* **Given problem**:
From the listing below, extract every line in which the word "реконструкция" appears.

--- START Data for this task ---

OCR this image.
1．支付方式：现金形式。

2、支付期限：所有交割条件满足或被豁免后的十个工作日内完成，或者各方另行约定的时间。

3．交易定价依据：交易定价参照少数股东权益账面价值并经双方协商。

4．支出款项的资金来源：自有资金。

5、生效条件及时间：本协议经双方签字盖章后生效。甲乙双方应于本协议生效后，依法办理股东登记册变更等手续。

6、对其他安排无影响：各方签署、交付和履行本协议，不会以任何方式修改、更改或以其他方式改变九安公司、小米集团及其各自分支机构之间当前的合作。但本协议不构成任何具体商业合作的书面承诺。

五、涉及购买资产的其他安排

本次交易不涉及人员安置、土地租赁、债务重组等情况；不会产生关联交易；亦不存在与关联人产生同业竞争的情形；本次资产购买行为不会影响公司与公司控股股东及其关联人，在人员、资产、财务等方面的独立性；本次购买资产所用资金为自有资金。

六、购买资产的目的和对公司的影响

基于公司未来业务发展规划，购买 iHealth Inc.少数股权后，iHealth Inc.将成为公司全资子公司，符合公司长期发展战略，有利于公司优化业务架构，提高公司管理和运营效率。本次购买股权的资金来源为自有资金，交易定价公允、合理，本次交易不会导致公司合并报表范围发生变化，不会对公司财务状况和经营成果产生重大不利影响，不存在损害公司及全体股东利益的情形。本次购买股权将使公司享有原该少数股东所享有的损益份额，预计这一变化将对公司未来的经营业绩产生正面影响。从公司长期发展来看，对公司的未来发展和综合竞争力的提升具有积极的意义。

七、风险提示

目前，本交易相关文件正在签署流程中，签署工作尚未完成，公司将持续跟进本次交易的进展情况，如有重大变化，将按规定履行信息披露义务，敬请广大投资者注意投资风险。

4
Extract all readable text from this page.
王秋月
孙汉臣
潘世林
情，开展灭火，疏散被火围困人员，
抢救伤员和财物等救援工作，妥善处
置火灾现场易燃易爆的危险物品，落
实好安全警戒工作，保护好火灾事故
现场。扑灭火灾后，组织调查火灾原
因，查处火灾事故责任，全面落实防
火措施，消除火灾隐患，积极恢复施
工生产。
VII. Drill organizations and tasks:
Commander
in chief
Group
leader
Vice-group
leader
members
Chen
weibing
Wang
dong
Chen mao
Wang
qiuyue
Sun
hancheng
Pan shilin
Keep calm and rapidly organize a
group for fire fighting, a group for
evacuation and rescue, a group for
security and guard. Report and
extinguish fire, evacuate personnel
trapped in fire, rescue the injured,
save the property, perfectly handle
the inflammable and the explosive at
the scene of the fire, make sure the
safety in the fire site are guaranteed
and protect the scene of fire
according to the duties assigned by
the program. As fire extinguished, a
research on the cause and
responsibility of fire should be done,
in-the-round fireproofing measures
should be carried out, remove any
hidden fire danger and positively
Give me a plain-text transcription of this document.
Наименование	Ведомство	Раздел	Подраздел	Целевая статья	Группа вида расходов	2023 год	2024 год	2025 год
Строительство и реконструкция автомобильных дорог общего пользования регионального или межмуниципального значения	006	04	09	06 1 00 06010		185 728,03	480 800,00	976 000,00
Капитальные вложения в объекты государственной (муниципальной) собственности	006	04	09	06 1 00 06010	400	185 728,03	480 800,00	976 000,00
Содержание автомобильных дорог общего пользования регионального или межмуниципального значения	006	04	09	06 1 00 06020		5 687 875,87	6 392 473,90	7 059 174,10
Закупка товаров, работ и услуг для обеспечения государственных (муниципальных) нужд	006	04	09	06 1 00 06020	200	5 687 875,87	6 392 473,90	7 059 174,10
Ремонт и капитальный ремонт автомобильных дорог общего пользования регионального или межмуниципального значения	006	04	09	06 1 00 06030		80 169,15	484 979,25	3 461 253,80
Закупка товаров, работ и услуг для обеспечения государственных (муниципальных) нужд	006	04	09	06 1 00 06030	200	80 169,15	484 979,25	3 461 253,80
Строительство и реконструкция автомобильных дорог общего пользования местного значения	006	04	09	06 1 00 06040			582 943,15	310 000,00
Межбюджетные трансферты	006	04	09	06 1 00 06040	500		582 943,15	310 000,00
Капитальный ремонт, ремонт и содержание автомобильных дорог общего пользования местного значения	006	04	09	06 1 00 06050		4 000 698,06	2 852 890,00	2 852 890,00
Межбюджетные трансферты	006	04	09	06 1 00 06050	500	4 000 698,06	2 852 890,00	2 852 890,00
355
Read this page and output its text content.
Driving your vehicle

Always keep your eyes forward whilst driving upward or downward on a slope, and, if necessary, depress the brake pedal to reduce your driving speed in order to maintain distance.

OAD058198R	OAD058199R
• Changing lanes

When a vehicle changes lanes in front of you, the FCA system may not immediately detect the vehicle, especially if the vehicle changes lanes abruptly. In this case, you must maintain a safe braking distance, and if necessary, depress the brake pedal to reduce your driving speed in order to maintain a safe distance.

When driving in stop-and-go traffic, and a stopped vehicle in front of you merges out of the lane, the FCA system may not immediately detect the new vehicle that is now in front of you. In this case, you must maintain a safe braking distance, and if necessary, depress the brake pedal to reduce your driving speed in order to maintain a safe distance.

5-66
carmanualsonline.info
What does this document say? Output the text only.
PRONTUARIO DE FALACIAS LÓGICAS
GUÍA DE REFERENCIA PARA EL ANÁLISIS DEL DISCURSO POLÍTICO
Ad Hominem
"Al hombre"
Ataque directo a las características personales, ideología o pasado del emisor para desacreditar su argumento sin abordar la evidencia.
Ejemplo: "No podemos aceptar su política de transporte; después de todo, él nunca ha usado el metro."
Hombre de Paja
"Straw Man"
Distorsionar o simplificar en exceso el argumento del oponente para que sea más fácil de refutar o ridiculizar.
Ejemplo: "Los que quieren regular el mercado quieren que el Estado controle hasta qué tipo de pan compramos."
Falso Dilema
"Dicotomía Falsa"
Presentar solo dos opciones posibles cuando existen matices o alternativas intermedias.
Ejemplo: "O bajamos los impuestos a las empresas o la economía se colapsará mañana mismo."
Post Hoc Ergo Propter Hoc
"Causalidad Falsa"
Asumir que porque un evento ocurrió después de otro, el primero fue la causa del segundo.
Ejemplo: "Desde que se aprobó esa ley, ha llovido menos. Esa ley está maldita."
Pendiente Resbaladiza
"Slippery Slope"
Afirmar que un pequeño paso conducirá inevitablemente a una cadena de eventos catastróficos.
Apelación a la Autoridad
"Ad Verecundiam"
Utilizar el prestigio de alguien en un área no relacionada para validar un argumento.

--- END Data for this task ---

* **Result for this task**:
Строительство и реконструкция автомобильных дорог общего пользования регионального или межмуниципального значения	006	04	09	06 1 00 06010		185 728,03	480 800,00	976 000,00
Строительство и реконструкция автомобильных дорог общего пользования местного значения	006	04	09	06 1 00 06040			582 943,15	310 000,00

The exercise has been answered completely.